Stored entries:
◇ ◇ ◇ ◇ ◇

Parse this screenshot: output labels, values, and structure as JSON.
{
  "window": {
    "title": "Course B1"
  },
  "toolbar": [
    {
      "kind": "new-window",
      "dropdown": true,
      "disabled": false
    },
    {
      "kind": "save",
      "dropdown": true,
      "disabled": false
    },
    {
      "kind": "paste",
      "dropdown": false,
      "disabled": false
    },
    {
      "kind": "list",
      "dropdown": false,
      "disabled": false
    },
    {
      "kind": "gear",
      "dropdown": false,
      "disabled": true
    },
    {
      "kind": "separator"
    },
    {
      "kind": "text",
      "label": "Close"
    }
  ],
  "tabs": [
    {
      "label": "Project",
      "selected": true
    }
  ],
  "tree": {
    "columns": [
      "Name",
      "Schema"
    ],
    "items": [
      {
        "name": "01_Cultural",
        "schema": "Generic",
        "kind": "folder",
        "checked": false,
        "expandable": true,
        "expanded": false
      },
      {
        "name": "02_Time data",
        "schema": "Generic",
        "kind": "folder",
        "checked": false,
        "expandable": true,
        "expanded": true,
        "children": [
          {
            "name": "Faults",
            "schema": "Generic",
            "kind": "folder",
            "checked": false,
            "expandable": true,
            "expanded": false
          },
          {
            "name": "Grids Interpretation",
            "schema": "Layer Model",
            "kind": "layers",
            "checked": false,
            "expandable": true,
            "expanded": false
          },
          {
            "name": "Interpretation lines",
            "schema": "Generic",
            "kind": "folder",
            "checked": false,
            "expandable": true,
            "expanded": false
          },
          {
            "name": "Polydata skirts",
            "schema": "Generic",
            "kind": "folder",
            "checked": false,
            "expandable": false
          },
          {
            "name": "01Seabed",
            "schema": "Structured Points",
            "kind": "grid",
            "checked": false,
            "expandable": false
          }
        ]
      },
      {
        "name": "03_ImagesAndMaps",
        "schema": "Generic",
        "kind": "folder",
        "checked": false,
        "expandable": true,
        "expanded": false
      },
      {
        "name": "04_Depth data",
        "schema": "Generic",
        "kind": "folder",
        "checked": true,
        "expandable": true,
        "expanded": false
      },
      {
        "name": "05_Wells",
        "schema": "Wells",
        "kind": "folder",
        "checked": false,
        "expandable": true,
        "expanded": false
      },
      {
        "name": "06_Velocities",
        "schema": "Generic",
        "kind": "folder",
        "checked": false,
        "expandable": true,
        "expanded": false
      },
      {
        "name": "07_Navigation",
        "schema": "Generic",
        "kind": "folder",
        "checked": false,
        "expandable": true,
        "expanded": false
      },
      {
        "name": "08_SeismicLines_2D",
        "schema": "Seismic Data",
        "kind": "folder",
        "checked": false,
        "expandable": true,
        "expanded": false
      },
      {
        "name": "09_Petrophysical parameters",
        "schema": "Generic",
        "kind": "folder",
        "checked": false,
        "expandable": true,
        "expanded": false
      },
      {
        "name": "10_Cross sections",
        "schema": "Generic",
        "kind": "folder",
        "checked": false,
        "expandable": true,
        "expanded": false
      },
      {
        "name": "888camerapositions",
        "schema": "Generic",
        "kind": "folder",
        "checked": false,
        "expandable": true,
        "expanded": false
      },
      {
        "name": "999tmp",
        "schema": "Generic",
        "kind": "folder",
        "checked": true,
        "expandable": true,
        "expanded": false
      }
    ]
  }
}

◇ ◇ ◇ ◇ ◇

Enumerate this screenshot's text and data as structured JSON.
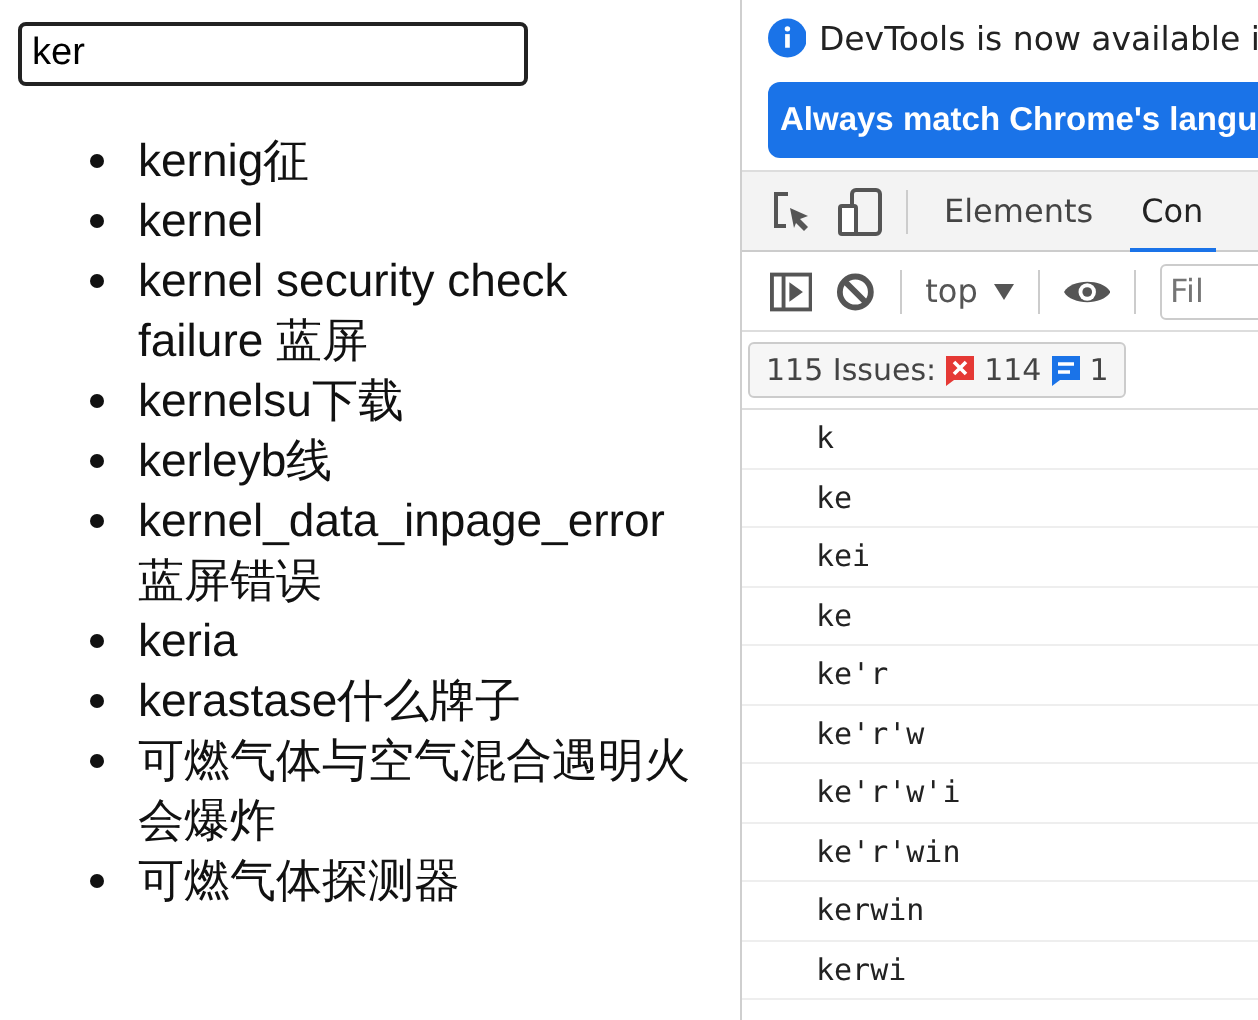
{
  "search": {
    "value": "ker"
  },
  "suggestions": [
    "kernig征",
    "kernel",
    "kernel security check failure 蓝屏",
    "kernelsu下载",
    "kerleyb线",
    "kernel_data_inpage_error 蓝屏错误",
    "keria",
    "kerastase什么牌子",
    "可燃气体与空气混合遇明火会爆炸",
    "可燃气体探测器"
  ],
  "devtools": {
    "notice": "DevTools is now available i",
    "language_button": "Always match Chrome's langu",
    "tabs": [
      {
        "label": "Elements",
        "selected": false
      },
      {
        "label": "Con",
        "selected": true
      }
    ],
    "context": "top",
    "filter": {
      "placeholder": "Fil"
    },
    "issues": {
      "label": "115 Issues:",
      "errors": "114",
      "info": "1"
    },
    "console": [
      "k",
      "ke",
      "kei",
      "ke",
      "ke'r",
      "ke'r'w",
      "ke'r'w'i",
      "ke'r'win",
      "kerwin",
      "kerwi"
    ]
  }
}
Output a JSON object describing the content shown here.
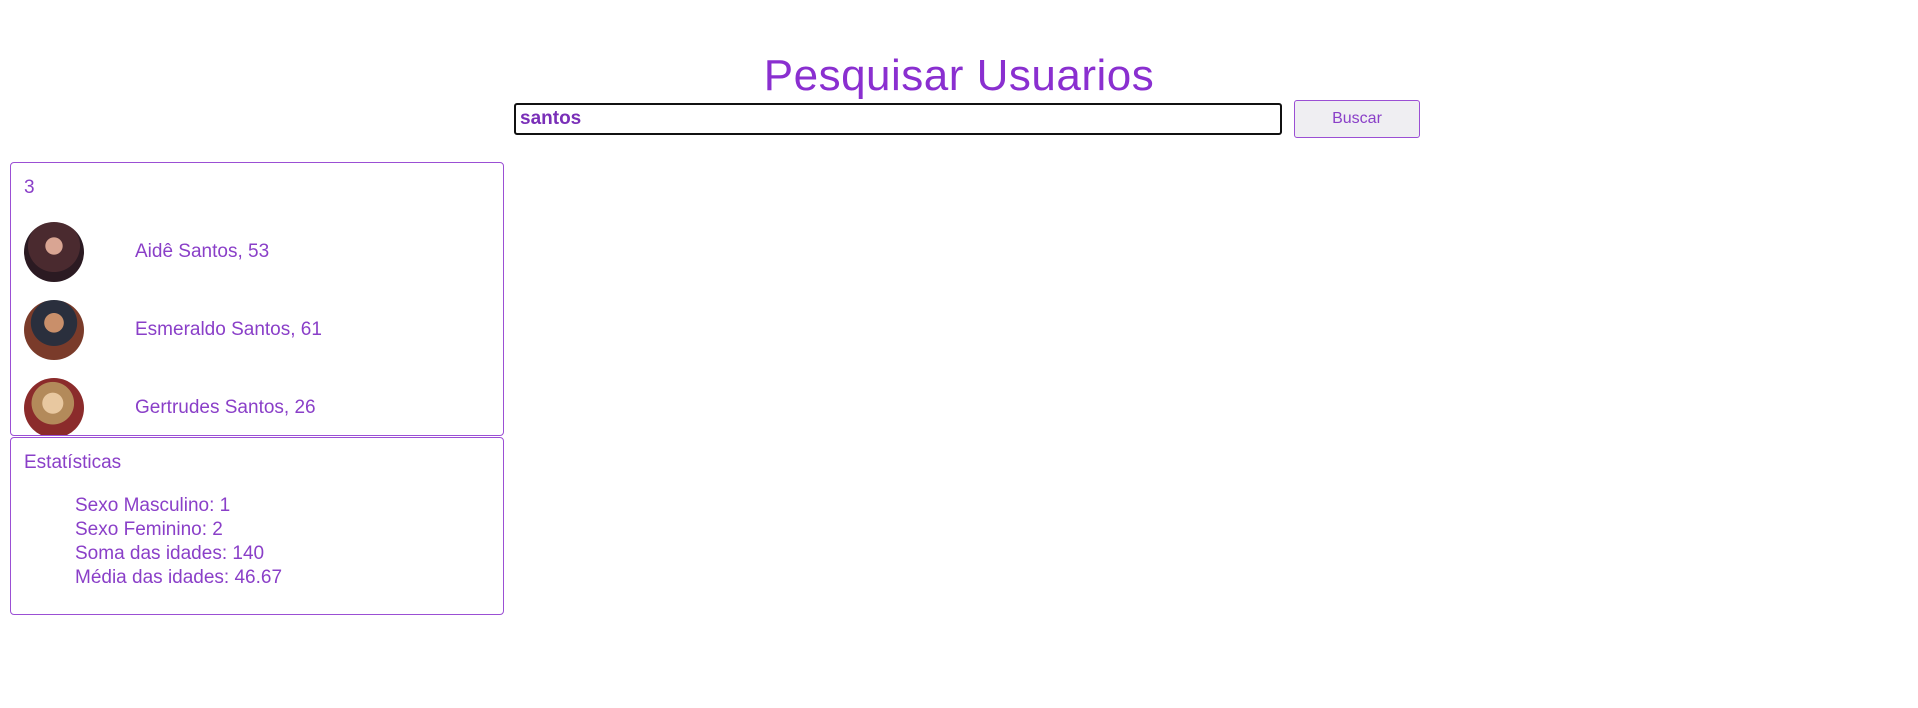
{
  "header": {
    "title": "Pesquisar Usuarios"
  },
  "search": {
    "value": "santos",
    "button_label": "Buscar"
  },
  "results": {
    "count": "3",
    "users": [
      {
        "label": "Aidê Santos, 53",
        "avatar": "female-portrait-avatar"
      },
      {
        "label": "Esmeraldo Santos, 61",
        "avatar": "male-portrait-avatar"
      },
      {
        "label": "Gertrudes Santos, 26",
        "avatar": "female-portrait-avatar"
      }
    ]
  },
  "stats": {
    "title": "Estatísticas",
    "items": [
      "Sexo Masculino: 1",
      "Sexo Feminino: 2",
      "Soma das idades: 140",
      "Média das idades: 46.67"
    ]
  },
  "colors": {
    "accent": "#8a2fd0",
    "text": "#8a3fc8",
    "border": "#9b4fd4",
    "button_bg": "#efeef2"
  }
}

◇ ◇ ◇ ◇ ◇

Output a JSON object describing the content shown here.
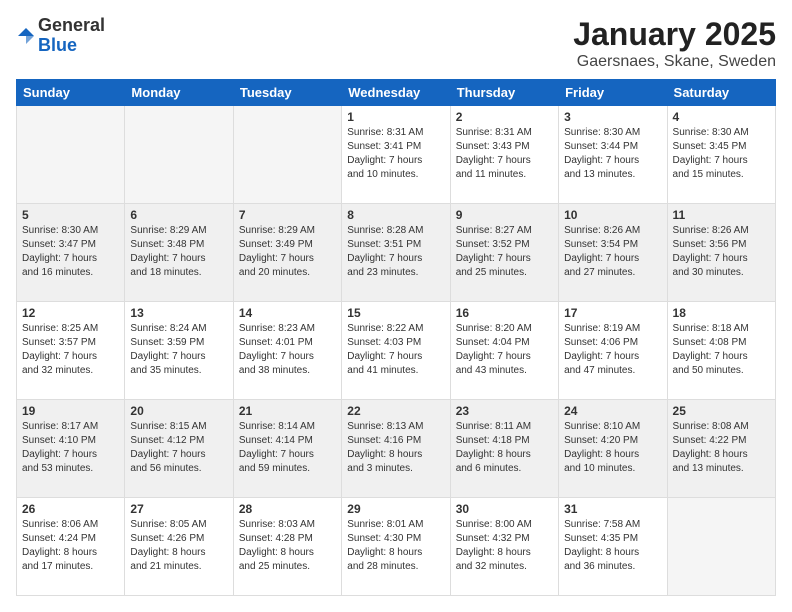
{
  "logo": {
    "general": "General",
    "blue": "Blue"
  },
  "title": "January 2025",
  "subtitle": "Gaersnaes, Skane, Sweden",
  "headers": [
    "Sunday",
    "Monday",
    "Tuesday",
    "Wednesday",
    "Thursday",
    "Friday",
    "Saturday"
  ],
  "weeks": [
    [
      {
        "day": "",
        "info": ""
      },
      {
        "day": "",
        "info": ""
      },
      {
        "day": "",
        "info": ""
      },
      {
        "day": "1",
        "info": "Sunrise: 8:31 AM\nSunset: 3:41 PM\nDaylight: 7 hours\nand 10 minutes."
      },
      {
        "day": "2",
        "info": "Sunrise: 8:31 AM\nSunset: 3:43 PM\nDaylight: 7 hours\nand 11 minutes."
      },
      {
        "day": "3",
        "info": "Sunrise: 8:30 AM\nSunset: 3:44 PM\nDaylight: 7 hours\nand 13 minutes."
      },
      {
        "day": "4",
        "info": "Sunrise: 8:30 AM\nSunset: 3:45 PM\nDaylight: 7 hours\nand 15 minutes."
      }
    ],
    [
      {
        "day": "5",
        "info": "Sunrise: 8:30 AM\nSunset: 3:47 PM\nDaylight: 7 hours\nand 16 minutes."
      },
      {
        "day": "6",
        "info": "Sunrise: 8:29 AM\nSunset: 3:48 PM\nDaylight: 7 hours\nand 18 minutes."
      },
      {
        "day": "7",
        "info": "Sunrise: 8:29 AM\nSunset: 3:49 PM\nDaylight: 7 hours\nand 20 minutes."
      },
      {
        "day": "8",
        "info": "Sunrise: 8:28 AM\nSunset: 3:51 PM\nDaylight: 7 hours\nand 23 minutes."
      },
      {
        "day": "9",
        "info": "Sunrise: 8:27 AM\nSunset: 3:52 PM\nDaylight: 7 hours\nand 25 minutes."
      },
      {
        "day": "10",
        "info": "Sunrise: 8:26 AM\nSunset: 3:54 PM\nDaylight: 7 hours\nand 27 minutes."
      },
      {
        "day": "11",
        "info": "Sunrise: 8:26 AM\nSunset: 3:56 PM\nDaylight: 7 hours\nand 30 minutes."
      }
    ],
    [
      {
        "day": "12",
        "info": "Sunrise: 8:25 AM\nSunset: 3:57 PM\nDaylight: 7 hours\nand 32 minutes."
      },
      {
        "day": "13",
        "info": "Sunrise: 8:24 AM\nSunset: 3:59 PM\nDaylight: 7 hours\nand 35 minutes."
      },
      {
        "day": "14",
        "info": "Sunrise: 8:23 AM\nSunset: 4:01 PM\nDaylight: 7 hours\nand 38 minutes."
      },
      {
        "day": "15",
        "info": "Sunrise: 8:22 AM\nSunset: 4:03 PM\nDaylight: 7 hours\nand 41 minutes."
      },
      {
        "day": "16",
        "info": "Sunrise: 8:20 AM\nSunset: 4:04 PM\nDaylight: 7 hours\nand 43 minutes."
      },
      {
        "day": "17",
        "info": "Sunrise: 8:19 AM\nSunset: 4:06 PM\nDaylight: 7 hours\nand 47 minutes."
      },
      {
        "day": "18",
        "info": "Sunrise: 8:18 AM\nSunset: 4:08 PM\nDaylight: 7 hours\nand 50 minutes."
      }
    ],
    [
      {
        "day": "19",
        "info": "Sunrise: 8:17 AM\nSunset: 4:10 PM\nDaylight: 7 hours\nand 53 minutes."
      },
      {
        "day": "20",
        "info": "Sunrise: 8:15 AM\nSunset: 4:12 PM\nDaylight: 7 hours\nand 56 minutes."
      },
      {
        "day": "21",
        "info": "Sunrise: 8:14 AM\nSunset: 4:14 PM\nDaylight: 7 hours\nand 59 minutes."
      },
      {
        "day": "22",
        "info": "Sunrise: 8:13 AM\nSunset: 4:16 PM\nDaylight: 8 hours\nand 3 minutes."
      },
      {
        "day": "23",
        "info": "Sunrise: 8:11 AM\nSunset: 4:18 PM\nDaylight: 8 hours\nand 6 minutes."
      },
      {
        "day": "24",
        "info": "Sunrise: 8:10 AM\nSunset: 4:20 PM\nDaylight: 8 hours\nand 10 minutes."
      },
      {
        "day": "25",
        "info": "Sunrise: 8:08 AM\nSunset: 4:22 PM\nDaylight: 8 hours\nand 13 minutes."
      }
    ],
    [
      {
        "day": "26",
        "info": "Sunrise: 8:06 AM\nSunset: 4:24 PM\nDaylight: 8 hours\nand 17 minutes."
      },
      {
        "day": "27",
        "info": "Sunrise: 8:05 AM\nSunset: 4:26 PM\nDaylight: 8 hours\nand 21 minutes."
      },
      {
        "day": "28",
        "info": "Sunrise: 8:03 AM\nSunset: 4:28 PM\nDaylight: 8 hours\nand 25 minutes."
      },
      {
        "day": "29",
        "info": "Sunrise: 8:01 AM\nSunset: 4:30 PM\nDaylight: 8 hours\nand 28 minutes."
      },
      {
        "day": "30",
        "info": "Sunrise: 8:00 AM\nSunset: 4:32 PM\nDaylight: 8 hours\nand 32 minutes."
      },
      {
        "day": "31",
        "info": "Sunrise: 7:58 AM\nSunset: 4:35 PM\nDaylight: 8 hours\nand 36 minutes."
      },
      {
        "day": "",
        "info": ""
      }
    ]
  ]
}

◇ ◇ ◇ ◇ ◇

PROBLEM TO WORK ON -
List all lines where "selected" occurs.

THE SOLUTION -
      "selected": true
        "selected": false
        "selected": true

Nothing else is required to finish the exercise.